Stored data:

--- START ---

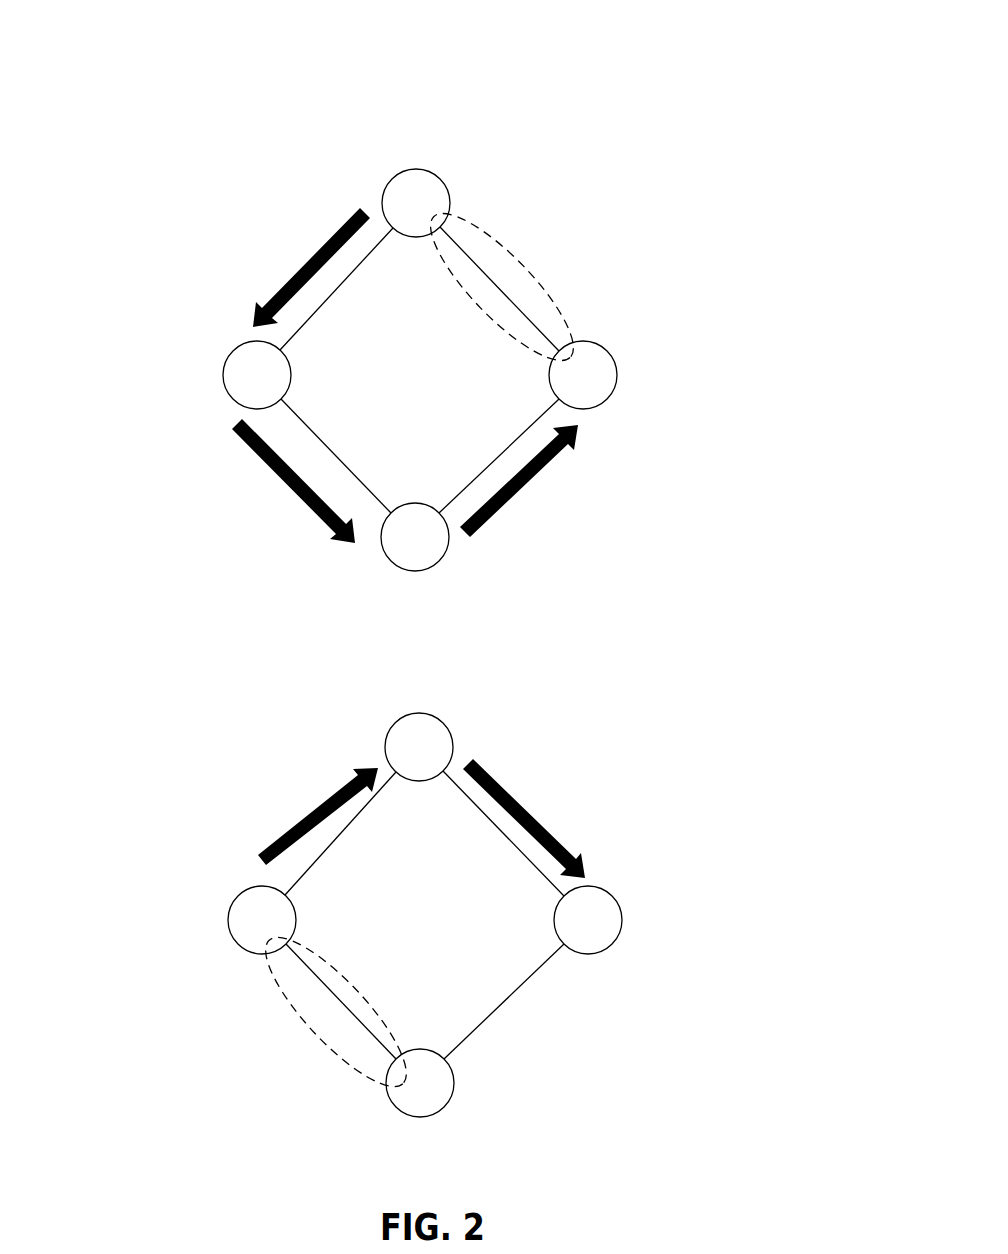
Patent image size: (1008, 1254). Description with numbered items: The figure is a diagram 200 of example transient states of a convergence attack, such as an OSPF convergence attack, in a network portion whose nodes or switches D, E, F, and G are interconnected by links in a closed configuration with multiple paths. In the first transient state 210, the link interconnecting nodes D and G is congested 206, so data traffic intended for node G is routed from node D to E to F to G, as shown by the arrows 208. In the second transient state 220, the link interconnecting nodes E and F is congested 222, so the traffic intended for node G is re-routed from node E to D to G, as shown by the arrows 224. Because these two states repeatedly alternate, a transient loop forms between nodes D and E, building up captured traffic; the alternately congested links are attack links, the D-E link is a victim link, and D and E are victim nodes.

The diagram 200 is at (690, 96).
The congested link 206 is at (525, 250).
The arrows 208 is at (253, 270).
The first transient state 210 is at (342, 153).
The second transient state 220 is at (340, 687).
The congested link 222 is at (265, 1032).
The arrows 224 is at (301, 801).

--- END ---
--- START ---

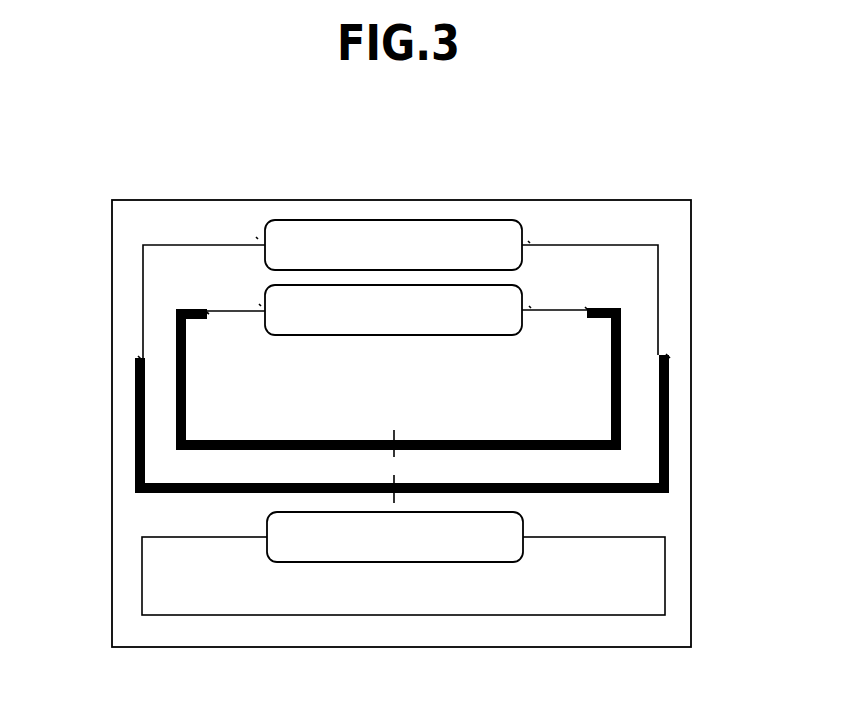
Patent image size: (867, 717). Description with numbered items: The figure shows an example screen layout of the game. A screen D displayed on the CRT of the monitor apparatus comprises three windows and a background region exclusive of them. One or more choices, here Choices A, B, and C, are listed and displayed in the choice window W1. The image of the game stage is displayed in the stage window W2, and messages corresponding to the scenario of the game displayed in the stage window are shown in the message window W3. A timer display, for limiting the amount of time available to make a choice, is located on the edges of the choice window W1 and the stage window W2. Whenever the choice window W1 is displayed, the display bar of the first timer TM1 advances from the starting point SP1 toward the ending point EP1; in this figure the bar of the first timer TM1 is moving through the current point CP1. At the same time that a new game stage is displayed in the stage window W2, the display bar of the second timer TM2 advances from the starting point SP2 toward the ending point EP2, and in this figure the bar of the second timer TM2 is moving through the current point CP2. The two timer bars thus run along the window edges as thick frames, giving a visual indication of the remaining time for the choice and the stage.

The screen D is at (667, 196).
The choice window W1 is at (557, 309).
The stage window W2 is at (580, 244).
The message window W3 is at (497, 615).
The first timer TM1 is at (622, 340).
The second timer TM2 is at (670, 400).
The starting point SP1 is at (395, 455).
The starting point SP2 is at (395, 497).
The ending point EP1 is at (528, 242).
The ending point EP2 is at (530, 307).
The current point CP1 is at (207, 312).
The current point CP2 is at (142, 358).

--- END ---

Prompt: Copy the lines of the data above without any change, starting with the line containing "Patent image size: (1008, 1254)." and going on through the line containing "The congested link 206 is at (525, 250).".

The answer:
Patent image size: (1008, 1254). Description with numbered items: The figure is a diagram 200 of example transient states of a convergence attack, such as an OSPF convergence attack, in a network portion whose nodes or switches D, E, F, and G are interconnected by links in a closed configuration with multiple paths. In the first transient state 210, the link interconnecting nodes D and G is congested 206, so data traffic intended for node G is routed from node D to E to F to G, as shown by the arrows 208. In the second transient state 220, the link interconnecting nodes E and F is congested 222, so the traffic intended for node G is re-routed from node E to D to G, as shown by the arrows 224. Because these two states repeatedly alternate, a transient loop forms between nodes D and E, building up captured traffic; the alternately congested links are attack links, the D-E link is a victim link, and D and E are victim nodes.

The diagram 200 is at (690, 96).
The congested link 206 is at (525, 250).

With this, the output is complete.